> WHAT THE TASK ASKS: Find the string "been" in the records. Copy every line it appears in.

> Extracted records:

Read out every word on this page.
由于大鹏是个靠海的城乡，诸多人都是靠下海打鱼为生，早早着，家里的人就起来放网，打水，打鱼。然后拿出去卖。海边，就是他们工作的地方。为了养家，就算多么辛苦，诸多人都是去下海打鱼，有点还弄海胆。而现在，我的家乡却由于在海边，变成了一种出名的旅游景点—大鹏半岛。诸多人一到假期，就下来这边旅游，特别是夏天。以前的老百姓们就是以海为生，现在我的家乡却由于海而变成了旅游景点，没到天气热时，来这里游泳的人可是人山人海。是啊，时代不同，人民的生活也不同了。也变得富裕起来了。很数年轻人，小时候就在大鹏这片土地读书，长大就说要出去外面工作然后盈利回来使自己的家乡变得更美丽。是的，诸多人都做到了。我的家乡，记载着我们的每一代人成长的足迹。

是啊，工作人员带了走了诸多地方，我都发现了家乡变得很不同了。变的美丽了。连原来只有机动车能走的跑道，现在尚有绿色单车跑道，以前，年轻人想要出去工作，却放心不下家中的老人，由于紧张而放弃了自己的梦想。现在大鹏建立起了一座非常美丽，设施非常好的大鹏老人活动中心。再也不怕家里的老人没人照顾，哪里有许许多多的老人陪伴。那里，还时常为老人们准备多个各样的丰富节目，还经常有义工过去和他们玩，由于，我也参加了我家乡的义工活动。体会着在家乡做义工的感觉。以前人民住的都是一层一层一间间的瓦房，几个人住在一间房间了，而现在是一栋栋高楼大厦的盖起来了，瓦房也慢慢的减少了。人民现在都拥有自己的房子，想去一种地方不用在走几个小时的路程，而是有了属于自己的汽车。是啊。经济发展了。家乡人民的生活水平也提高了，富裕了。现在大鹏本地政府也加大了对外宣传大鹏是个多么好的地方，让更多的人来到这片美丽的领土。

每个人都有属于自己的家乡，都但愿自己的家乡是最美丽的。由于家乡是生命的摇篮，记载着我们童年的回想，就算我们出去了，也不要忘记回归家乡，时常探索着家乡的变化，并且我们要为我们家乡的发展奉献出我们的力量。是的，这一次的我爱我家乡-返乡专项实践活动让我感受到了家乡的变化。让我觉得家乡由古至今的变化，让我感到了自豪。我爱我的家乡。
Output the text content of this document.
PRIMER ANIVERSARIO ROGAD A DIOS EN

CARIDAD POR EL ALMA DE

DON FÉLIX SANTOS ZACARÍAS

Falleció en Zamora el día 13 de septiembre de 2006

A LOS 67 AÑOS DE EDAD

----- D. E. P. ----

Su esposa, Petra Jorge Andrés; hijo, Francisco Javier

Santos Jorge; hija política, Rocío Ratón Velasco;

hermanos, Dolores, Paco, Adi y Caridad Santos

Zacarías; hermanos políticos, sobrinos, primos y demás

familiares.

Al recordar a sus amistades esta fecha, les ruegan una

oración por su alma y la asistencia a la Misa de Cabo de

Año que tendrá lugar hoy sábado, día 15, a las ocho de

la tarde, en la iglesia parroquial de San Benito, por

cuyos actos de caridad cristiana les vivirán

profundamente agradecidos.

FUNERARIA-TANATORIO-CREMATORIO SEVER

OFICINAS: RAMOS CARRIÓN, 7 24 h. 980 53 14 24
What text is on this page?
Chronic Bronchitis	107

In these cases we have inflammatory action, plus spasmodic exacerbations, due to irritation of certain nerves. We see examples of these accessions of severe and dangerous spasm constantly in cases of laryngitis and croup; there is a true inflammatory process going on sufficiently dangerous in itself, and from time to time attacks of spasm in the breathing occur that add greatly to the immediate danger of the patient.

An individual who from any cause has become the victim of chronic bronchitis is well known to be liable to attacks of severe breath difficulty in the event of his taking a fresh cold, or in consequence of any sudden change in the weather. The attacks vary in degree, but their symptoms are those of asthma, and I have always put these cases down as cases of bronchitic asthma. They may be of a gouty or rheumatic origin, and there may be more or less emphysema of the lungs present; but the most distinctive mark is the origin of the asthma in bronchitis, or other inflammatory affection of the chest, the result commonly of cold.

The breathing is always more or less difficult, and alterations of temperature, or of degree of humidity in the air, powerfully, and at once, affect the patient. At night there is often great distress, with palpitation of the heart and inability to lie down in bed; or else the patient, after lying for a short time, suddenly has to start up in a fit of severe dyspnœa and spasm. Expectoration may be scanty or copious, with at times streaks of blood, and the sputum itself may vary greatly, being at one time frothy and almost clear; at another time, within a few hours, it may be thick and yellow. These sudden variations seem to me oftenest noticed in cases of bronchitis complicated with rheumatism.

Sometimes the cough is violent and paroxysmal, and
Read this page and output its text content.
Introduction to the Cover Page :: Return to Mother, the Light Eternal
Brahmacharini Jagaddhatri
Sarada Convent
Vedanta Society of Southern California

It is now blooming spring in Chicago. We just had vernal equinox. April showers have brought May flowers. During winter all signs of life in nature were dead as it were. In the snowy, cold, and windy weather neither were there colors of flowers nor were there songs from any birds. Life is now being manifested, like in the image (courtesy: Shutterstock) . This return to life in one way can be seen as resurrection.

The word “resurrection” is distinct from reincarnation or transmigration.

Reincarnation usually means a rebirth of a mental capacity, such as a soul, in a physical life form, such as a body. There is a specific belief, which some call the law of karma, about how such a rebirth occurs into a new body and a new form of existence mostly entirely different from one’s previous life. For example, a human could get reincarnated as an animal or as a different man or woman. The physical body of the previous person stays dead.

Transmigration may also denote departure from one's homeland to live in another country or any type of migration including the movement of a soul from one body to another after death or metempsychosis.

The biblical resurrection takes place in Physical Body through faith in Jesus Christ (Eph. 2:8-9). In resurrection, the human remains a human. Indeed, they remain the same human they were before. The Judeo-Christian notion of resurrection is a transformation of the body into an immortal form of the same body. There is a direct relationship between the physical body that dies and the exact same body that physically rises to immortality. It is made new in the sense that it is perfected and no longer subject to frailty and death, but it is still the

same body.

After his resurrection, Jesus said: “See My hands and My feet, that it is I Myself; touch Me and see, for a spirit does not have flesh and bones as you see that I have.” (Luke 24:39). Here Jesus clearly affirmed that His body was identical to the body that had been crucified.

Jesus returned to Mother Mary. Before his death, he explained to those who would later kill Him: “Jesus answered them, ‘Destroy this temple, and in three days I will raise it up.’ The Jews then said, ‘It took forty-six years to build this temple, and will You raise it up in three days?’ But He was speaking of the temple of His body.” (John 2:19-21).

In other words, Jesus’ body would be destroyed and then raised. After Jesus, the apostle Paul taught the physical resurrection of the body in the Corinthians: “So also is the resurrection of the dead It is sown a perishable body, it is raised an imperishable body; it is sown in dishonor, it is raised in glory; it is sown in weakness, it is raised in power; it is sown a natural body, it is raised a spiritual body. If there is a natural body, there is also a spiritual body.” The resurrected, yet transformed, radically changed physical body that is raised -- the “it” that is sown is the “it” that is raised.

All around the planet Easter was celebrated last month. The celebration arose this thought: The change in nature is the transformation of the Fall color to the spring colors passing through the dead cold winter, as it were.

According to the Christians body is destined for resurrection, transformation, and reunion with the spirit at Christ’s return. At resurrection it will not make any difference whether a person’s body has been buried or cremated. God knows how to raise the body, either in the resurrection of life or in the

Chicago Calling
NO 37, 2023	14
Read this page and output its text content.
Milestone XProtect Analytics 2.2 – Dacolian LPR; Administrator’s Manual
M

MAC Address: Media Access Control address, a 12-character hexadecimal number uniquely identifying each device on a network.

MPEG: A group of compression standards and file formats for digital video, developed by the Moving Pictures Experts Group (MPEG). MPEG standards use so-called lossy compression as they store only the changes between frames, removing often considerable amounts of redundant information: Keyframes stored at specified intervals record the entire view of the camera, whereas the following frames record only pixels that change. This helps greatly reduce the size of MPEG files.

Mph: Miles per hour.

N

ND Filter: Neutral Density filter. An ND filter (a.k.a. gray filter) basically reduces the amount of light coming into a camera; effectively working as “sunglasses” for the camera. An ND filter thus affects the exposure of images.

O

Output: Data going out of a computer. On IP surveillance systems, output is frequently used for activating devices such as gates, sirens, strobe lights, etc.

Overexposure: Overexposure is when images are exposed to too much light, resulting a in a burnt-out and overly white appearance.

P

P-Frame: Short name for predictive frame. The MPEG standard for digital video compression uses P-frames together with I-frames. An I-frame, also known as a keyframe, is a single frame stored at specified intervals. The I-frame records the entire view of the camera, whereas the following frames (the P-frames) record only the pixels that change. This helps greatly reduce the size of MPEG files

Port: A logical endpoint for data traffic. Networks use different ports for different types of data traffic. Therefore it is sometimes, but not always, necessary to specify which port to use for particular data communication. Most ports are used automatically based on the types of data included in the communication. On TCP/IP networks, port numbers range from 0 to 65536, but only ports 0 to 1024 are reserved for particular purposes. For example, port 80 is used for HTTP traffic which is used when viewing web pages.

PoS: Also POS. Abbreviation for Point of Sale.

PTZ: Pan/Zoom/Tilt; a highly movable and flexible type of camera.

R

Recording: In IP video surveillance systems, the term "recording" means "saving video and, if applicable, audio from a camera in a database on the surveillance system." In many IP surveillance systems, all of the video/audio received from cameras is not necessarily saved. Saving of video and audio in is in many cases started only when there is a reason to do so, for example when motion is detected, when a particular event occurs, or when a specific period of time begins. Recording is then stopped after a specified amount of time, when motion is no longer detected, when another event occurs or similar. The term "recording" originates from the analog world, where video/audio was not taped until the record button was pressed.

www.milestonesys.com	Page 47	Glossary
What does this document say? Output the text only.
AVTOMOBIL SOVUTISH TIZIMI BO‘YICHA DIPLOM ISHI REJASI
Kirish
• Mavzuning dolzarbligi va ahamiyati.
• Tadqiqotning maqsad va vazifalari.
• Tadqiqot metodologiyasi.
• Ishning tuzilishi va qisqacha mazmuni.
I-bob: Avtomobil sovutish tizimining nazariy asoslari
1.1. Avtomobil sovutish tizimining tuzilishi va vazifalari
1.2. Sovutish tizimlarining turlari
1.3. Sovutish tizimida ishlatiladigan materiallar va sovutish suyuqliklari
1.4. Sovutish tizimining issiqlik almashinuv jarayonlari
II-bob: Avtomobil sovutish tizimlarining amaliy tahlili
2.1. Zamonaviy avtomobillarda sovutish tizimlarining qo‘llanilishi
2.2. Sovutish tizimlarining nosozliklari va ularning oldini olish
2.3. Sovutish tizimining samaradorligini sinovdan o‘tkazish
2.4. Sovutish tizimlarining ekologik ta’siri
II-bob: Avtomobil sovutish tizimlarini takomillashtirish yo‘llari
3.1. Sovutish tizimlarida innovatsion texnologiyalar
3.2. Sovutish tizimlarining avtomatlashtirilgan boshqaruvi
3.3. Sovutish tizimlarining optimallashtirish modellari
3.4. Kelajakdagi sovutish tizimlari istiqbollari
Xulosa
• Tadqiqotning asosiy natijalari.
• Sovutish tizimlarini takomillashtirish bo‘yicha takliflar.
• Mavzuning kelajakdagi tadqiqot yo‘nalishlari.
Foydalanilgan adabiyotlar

> ANSWER BELOW:
After his resurrection, Jesus said: “See My hands and My feet, that it is I Myself; touch Me and see, for a spirit does not have flesh and bones as you see that I have.” (Luke 24:39). Here Jesus clearly affirmed that His body was identical to the body that had been crucified.
According to the Christians body is destined for resurrection, transformation, and reunion with the spirit at Christ’s return. At resurrection it will not make any difference whether a person’s body has been buried or cremated. God knows how to raise the body, either in the resurrection of life or in the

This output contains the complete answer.